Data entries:
'''
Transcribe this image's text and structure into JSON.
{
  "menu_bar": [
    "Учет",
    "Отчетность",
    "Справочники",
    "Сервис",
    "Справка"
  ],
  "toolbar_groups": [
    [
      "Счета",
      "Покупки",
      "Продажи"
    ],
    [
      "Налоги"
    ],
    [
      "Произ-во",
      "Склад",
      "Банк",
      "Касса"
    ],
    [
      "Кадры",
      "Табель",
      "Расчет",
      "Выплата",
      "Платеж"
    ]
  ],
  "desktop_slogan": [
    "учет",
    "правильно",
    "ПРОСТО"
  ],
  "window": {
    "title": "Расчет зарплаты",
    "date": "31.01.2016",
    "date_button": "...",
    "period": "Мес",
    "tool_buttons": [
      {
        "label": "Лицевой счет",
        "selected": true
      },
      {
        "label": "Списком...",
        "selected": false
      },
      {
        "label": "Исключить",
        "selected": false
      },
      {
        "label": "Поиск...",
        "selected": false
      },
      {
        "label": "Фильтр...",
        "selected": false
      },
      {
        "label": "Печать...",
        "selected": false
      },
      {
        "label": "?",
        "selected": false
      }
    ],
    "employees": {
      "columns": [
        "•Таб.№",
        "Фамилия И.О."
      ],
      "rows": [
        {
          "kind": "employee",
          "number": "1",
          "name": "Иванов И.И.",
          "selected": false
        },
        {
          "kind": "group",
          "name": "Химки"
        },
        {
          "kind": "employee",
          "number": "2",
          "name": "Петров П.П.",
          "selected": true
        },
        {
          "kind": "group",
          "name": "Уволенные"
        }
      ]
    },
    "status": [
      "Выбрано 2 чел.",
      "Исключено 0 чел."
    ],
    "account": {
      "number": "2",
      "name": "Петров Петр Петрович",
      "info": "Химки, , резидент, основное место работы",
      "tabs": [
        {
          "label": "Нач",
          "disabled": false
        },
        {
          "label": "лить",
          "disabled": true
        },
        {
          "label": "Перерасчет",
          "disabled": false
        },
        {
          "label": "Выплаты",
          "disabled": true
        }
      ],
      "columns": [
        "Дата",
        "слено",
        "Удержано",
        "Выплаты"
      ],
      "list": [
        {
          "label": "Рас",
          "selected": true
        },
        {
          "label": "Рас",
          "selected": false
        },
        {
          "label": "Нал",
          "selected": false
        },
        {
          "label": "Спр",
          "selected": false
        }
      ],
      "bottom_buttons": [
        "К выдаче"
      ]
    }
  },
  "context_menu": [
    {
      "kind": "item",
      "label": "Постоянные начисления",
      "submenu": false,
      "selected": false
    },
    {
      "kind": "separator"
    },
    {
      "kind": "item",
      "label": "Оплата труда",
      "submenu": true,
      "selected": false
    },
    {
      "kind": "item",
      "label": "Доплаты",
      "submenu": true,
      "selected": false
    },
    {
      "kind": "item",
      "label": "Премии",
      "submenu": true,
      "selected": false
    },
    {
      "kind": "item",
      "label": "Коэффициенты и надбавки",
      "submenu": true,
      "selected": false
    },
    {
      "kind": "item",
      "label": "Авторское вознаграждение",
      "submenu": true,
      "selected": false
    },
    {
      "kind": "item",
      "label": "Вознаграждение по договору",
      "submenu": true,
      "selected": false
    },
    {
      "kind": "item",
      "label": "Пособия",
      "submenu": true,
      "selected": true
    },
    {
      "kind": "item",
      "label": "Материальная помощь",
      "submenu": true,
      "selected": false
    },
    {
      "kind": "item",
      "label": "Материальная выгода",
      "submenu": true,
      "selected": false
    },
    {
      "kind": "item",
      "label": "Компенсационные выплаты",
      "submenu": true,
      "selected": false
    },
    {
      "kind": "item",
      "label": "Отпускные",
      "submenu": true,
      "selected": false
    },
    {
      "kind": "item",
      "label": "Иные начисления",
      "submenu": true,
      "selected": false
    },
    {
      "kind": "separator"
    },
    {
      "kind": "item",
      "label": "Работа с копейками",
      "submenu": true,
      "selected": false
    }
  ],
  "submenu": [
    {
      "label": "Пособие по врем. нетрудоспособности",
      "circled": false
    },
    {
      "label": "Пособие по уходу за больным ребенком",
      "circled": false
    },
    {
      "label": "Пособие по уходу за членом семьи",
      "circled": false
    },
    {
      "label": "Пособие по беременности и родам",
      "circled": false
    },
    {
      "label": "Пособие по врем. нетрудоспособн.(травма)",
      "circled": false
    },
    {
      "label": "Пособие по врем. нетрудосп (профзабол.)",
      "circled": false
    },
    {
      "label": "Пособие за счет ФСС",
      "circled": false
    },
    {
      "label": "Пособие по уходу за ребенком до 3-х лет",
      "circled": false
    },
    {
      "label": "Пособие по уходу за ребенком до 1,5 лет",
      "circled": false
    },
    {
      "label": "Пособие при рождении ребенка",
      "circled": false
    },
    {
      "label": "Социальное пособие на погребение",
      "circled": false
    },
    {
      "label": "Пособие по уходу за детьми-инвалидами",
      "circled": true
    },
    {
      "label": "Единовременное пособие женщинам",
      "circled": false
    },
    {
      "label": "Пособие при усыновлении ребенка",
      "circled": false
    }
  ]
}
'''
TASK BRIEF:
Output all of the material, please, exactly as it stands.

EXERCISE SOLUTION:
Transcribe this image's text and structure into JSON.
{
  "menu_bar": [
    "Учет",
    "Отчетность",
    "Справочники",
    "Сервис",
    "Справка"
  ],
  "toolbar_groups": [
    [
      "Счета",
      "Покупки",
      "Продажи"
    ],
    [
      "Налоги"
    ],
    [
      "Произ-во",
      "Склад",
      "Банк",
      "Касса"
    ],
    [
      "Кадры",
      "Табель",
      "Расчет",
      "Выплата",
      "Платеж"
    ]
  ],
  "desktop_slogan": [
    "учет",
    "правильно",
    "ПРОСТО"
  ],
  "window": {
    "title": "Расчет зарплаты",
    "date": "31.01.2016",
    "date_button": "...",
    "period": "Мес",
    "tool_buttons": [
      {
        "label": "Лицевой счет",
        "selected": true
      },
      {
        "label": "Списком...",
        "selected": false
      },
      {
        "label": "Исключить",
        "selected": false
      },
      {
        "label": "Поиск...",
        "selected": false
      },
      {
        "label": "Фильтр...",
        "selected": false
      },
      {
        "label": "Печать...",
        "selected": false
      },
      {
        "label": "?",
        "selected": false
      }
    ],
    "employees": {
      "columns": [
        "•Таб.№",
        "Фамилия И.О."
      ],
      "rows": [
        {
          "kind": "employee",
          "number": "1",
          "name": "Иванов И.И.",
          "selected": false
        },
        {
          "kind": "group",
          "name": "Химки"
        },
        {
          "kind": "employee",
          "number": "2",
          "name": "Петров П.П.",
          "selected": true
        },
        {
          "kind": "group",
          "name": "Уволенные"
        }
      ]
    },
    "status": [
      "Выбрано 2 чел.",
      "Исключено 0 чел."
    ],
    "account": {
      "number": "2",
      "name": "Петров Петр Петрович",
      "info": "Химки, , резидент, основное место работы",
      "tabs": [
        {
          "label": "Нач",
          "disabled": false
        },
        {
          "label": "лить",
          "disabled": true
        },
        {
          "label": "Перерасчет",
          "disabled": false
        },
        {
          "label": "Выплаты",
          "disabled": true
        }
      ],
      "columns": [
        "Дата",
        "слено",
        "Удержано",
        "Выплаты"
      ],
      "list": [
        {
          "label": "Рас",
          "selected": true
        },
        {
          "label": "Рас",
          "selected": false
        },
        {
          "label": "Нал",
          "selected": false
        },
        {
          "label": "Спр",
          "selected": false
        }
      ],
      "bottom_buttons": [
        "К выдаче"
      ]
    }
  },
  "context_menu": [
    {
      "kind": "item",
      "label": "Постоянные начисления",
      "submenu": false,
      "selected": false
    },
    {
      "kind": "separator"
    },
    {
      "kind": "item",
      "label": "Оплата труда",
      "submenu": true,
      "selected": false
    },
    {
      "kind": "item",
      "label": "Доплаты",
      "submenu": true,
      "selected": false
    },
    {
      "kind": "item",
      "label": "Премии",
      "submenu": true,
      "selected": false
    },
    {
      "kind": "item",
      "label": "Коэффициенты и надбавки",
      "submenu": true,
      "selected": false
    },
    {
      "kind": "item",
      "label": "Авторское вознаграждение",
      "submenu": true,
      "selected": false
    },
    {
      "kind": "item",
      "label": "Вознаграждение по договору",
      "submenu": true,
      "selected": false
    },
    {
      "kind": "item",
      "label": "Пособия",
      "submenu": true,
      "selected": true
    },
    {
      "kind": "item",
      "label": "Материальная помощь",
      "submenu": true,
      "selected": false
    },
    {
      "kind": "item",
      "label": "Материальная выгода",
      "submenu": true,
      "selected": false
    },
    {
      "kind": "item",
      "label": "Компенсационные выплаты",
      "submenu": true,
      "selected": false
    },
    {
      "kind": "item",
      "label": "Отпускные",
      "submenu": true,
      "selected": false
    },
    {
      "kind": "item",
      "label": "Иные начисления",
      "submenu": true,
      "selected": false
    },
    {
      "kind": "separator"
    },
    {
      "kind": "item",
      "label": "Работа с копейками",
      "submenu": true,
      "selected": false
    }
  ],
  "submenu": [
    {
      "label": "Пособие по врем. нетрудоспособности",
      "circled": false
    },
    {
      "label": "Пособие по уходу за больным ребенком",
      "circled": false
    },
    {
      "label": "Пособие по уходу за членом семьи",
      "circled": false
    },
    {
      "label": "Пособие по беременности и родам",
      "circled": false
    },
    {
      "label": "Пособие по врем. нетрудоспособн.(травма)",
      "circled": false
    },
    {
      "label": "Пособие по врем. нетрудосп (профзабол.)",
      "circled": false
    },
    {
      "label": "Пособие за счет ФСС",
      "circled": false
    },
    {
      "label": "Пособие по уходу за ребенком до 3-х лет",
      "circled": false
    },
    {
      "label": "Пособие по уходу за ребенком до 1,5 лет",
      "circled": false
    },
    {
      "label": "Пособие при рождении ребенка",
      "circled": false
    },
    {
      "label": "Социальное пособие на погребение",
      "circled": false
    },
    {
      "label": "Пособие по уходу за детьми-инвалидами",
      "circled": true
    },
    {
      "label": "Единовременное пособие женщинам",
      "circled": false
    },
    {
      "label": "Пособие при усыновлении ребенка",
      "circled": false
    }
  ]
}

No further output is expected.